▶ **SET TASK**
Transcribe the listing verbatim. Do not carry over any pictures.

▶ **EXTRACTED DATA**

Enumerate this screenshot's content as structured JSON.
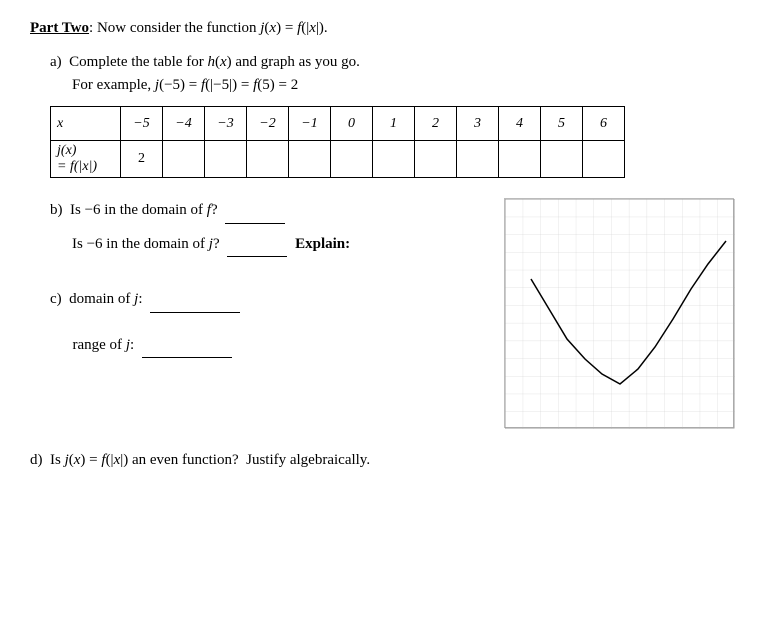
{
  "part": {
    "label": "Part Two",
    "colon": ":",
    "intro": "Now consider the function ",
    "function_def": "j(x) = f(|x|)."
  },
  "instruction_a": {
    "line1": "Complete the table for h(x) and graph as you go.",
    "line2": "For example, j(−5) = f(|−5|) = f(5) = 2"
  },
  "table": {
    "x_label": "x",
    "col_headers": [
      "−5",
      "−4",
      "−3",
      "−2",
      "−1",
      "0",
      "1",
      "2",
      "3",
      "4",
      "5",
      "6"
    ],
    "row_label": "j(x)\n= f(|x|)",
    "row_values": [
      "2",
      "",
      "",
      "",
      "",
      "",
      "",
      "",
      "",
      "",
      "",
      ""
    ]
  },
  "question_b": {
    "label_b": "b)",
    "text1": "Is −6 in the domain of ",
    "f_italic": "f",
    "q1_end": "?",
    "text2": "Is −6 in the domain of ",
    "j_italic": "j",
    "q2_end": "?",
    "explain": "Explain:"
  },
  "question_c": {
    "label": "c)",
    "domain_text": "domain of j:",
    "range_text": "range of j:"
  },
  "question_d": {
    "label": "d)",
    "text": "Is j(x) = f(|x|) an even function?  Justify algebraically."
  },
  "graph": {
    "grid_size": 230,
    "cols": 13,
    "rows": 13
  }
}
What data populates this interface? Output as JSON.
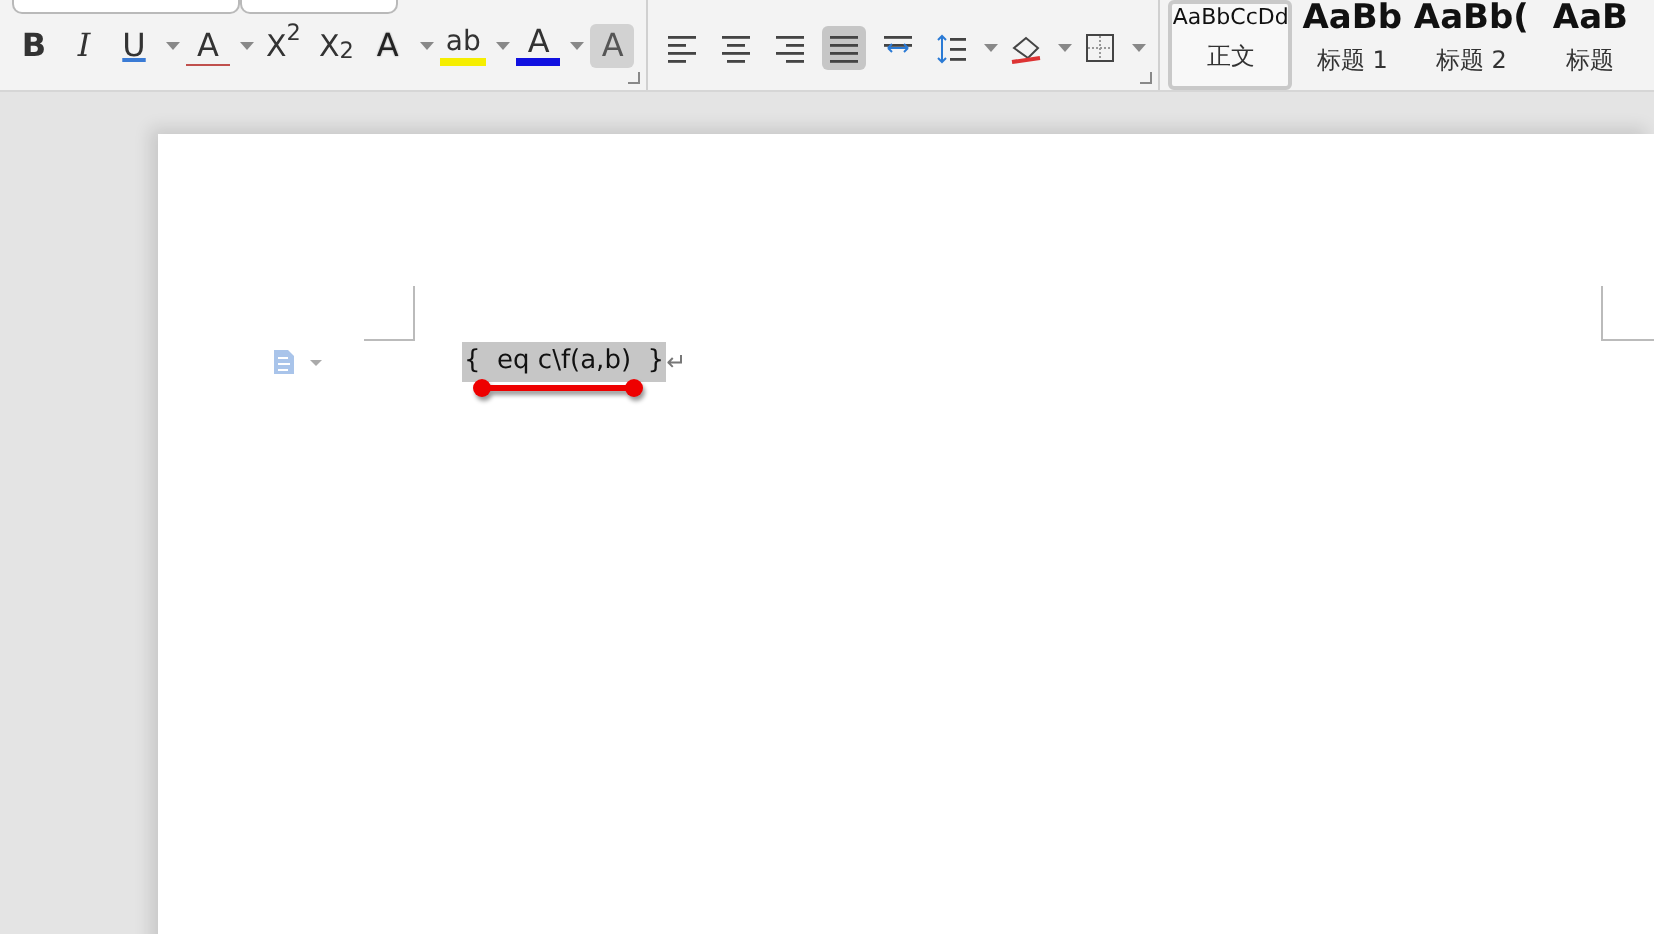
{
  "font_group": {
    "buttons": [
      {
        "kind": "bold",
        "label": "B",
        "dropdown": false
      },
      {
        "kind": "italic",
        "label": "I",
        "dropdown": false
      },
      {
        "kind": "underline",
        "label": "U",
        "dropdown": true
      },
      {
        "kind": "strike",
        "label": "A",
        "dropdown": true
      },
      {
        "kind": "superscript",
        "label": "X$^{2}$",
        "dropdown": false
      },
      {
        "kind": "subscript",
        "label": "X$_{2}$",
        "dropdown": false
      },
      {
        "kind": "effect",
        "label": "A",
        "dropdown": true
      },
      {
        "kind": "highlight",
        "label": "ab",
        "dropdown": true
      },
      {
        "kind": "color",
        "label": "A",
        "dropdown": true
      },
      {
        "kind": "shade",
        "label": "A",
        "dropdown": false
      }
    ]
  },
  "paragraph_group": {
    "buttons": [
      {
        "kind": "align-left",
        "selected": false,
        "dropdown": false
      },
      {
        "kind": "align-center",
        "selected": false,
        "dropdown": false
      },
      {
        "kind": "align-right",
        "selected": false,
        "dropdown": false
      },
      {
        "kind": "justify",
        "selected": true,
        "dropdown": false
      },
      {
        "kind": "distribute",
        "selected": false,
        "dropdown": false
      },
      {
        "kind": "line-spacing",
        "selected": false,
        "dropdown": true
      },
      {
        "kind": "shading",
        "selected": false,
        "dropdown": true
      },
      {
        "kind": "borders",
        "selected": false,
        "dropdown": true
      }
    ]
  },
  "styles": [
    {
      "preview": "AaBbCcDd",
      "label": "正文",
      "selected": true,
      "kind": "body"
    },
    {
      "preview": "AaBb",
      "label": "标题 1",
      "selected": false,
      "kind": "heading"
    },
    {
      "preview": "AaBb(",
      "label": "标题 2",
      "selected": false,
      "kind": "heading"
    },
    {
      "preview": "AaB",
      "label": "标题",
      "selected": false,
      "kind": "heading"
    }
  ],
  "document": {
    "field_code": "{  eq c\\f(a,b)  }",
    "field_shaded": true,
    "paragraph_mark": "↵",
    "annotation": {
      "kind": "underline"
    }
  }
}
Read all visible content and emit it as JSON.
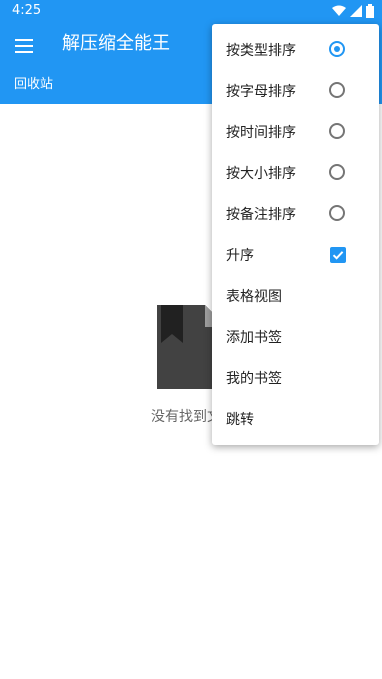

▶ **RESULT**
Enumerate this screenshot's content as structured JSON.
{
  "part": {
    "label": "Part Two",
    "colon": ":",
    "intro": "Now consider the function ",
    "function_def": "j(x) = f(|x|)."
  },
  "instruction_a": {
    "line1": "Complete the table for h(x) and graph as you go.",
    "line2": "For example, j(−5) = f(|−5|) = f(5) = 2"
  },
  "table": {
    "x_label": "x",
    "col_headers": [
      "−5",
      "−4",
      "−3",
      "−2",
      "−1",
      "0",
      "1",
      "2",
      "3",
      "4",
      "5",
      "6"
    ],
    "row_label": "j(x)\n= f(|x|)",
    "row_values": [
      "2",
      "",
      "",
      "",
      "",
      "",
      "",
      "",
      "",
      "",
      "",
      ""
    ]
  },
  "question_b": {
    "label_b": "b)",
    "text1": "Is −6 in the domain of ",
    "f_italic": "f",
    "q1_end": "?",
    "text2": "Is −6 in the domain of ",
    "j_italic": "j",
    "q2_end": "?",
    "explain": "Explain:"
  },
  "question_c": {
    "label": "c)",
    "domain_text": "domain of j:",
    "range_text": "range of j:"
  },
  "question_d": {
    "label": "d)",
    "text": "Is j(x) = f(|x|) an even function?  Justify algebraically."
  },
  "graph": {
    "grid_size": 230,
    "cols": 13,
    "rows": 13
  }
}
What data populates this interface? Output as JSON.
{
  "font_group": {
    "buttons": [
      {
        "kind": "bold",
        "label": "B",
        "dropdown": false
      },
      {
        "kind": "italic",
        "label": "I",
        "dropdown": false
      },
      {
        "kind": "underline",
        "label": "U",
        "dropdown": true
      },
      {
        "kind": "strike",
        "label": "A",
        "dropdown": true
      },
      {
        "kind": "superscript",
        "label": "X$^{2}$",
        "dropdown": false
      },
      {
        "kind": "subscript",
        "label": "X$_{2}$",
        "dropdown": false
      },
      {
        "kind": "effect",
        "label": "A",
        "dropdown": true
      },
      {
        "kind": "highlight",
        "label": "ab",
        "dropdown": true
      },
      {
        "kind": "color",
        "label": "A",
        "dropdown": true
      },
      {
        "kind": "shade",
        "label": "A",
        "dropdown": false
      }
    ]
  },
  "paragraph_group": {
    "buttons": [
      {
        "kind": "align-left",
        "selected": false,
        "dropdown": false
      },
      {
        "kind": "align-center",
        "selected": false,
        "dropdown": false
      },
      {
        "kind": "align-right",
        "selected": false,
        "dropdown": false
      },
      {
        "kind": "justify",
        "selected": true,
        "dropdown": false
      },
      {
        "kind": "distribute",
        "selected": false,
        "dropdown": false
      },
      {
        "kind": "line-spacing",
        "selected": false,
        "dropdown": true
      },
      {
        "kind": "shading",
        "selected": false,
        "dropdown": true
      },
      {
        "kind": "borders",
        "selected": false,
        "dropdown": true
      }
    ]
  },
  "styles": [
    {
      "preview": "AaBbCcDd",
      "label": "正文",
      "selected": true,
      "kind": "body"
    },
    {
      "preview": "AaBb",
      "label": "标题 1",
      "selected": false,
      "kind": "heading"
    },
    {
      "preview": "AaBb(",
      "label": "标题 2",
      "selected": false,
      "kind": "heading"
    },
    {
      "preview": "AaB",
      "label": "标题",
      "selected": false,
      "kind": "heading"
    }
  ],
  "document": {
    "field_code": "{  eq c\\f(a,b)  }",
    "field_shaded": true,
    "paragraph_mark": "↵",
    "annotation": {
      "kind": "underline"
    }
  }
}
Read all visible content and emit it as JSON.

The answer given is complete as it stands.